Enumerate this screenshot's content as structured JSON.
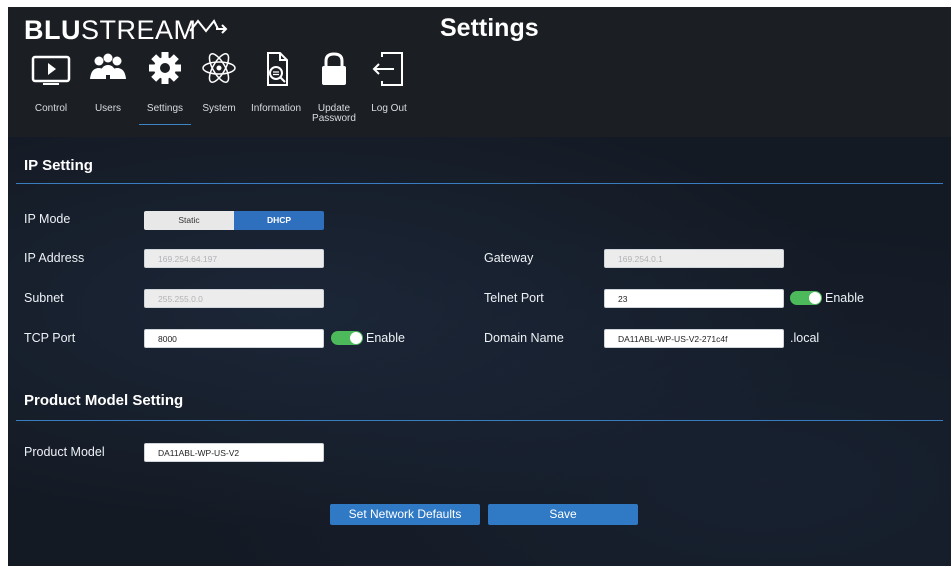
{
  "header": {
    "logo_bold": "BLU",
    "logo_rest": "STREAM",
    "title": "Settings"
  },
  "nav": {
    "items": [
      {
        "label": "Control",
        "icon": "monitor-play-icon"
      },
      {
        "label": "Users",
        "icon": "users-icon"
      },
      {
        "label": "Settings",
        "icon": "gear-icon",
        "active": true
      },
      {
        "label": "System",
        "icon": "atom-icon"
      },
      {
        "label": "Information",
        "icon": "document-search-icon"
      },
      {
        "label_line1": "Update",
        "label_line2": "Password",
        "icon": "lock-icon"
      },
      {
        "label": "Log Out",
        "icon": "logout-icon"
      }
    ]
  },
  "ip_setting": {
    "title": "IP Setting",
    "ip_mode_label": "IP Mode",
    "ip_mode_options": [
      "Static",
      "DHCP"
    ],
    "ip_mode_selected": "DHCP",
    "ip_address_label": "IP Address",
    "ip_address_value": "169.254.64.197",
    "gateway_label": "Gateway",
    "gateway_value": "169.254.0.1",
    "subnet_label": "Subnet",
    "subnet_value": "255.255.0.0",
    "telnet_port_label": "Telnet Port",
    "telnet_port_value": "23",
    "telnet_enable_label": "Enable",
    "tcp_port_label": "TCP Port",
    "tcp_port_value": "8000",
    "tcp_enable_label": "Enable",
    "domain_name_label": "Domain Name",
    "domain_name_value": "DA11ABL-WP-US-V2-271c4f",
    "domain_suffix": ".local"
  },
  "product_model_setting": {
    "title": "Product Model Setting",
    "product_model_label": "Product Model",
    "product_model_value": "DA11ABL-WP-US-V2"
  },
  "actions": {
    "set_network_defaults": "Set Network Defaults",
    "save": "Save"
  },
  "colors": {
    "accent": "#3079c4",
    "toggle_on": "#4cba5a",
    "background": "#141a24"
  }
}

DO THIS
Pictures are to be left out; all else in the entries above is to be quoted exactly.

EXERCISE ANSWER
Enumerate this screenshot's content as structured JSON.
{
  "header": {
    "logo_bold": "BLU",
    "logo_rest": "STREAM",
    "title": "Settings"
  },
  "nav": {
    "items": [
      {
        "label": "Control",
        "icon": "monitor-play-icon"
      },
      {
        "label": "Users",
        "icon": "users-icon"
      },
      {
        "label": "Settings",
        "icon": "gear-icon",
        "active": true
      },
      {
        "label": "System",
        "icon": "atom-icon"
      },
      {
        "label": "Information",
        "icon": "document-search-icon"
      },
      {
        "label_line1": "Update",
        "label_line2": "Password",
        "icon": "lock-icon"
      },
      {
        "label": "Log Out",
        "icon": "logout-icon"
      }
    ]
  },
  "ip_setting": {
    "title": "IP Setting",
    "ip_mode_label": "IP Mode",
    "ip_mode_options": [
      "Static",
      "DHCP"
    ],
    "ip_mode_selected": "DHCP",
    "ip_address_label": "IP Address",
    "ip_address_value": "169.254.64.197",
    "gateway_label": "Gateway",
    "gateway_value": "169.254.0.1",
    "subnet_label": "Subnet",
    "subnet_value": "255.255.0.0",
    "telnet_port_label": "Telnet Port",
    "telnet_port_value": "23",
    "telnet_enable_label": "Enable",
    "tcp_port_label": "TCP Port",
    "tcp_port_value": "8000",
    "tcp_enable_label": "Enable",
    "domain_name_label": "Domain Name",
    "domain_name_value": "DA11ABL-WP-US-V2-271c4f",
    "domain_suffix": ".local"
  },
  "product_model_setting": {
    "title": "Product Model Setting",
    "product_model_label": "Product Model",
    "product_model_value": "DA11ABL-WP-US-V2"
  },
  "actions": {
    "set_network_defaults": "Set Network Defaults",
    "save": "Save"
  },
  "colors": {
    "accent": "#3079c4",
    "toggle_on": "#4cba5a",
    "background": "#141a24"
  }
}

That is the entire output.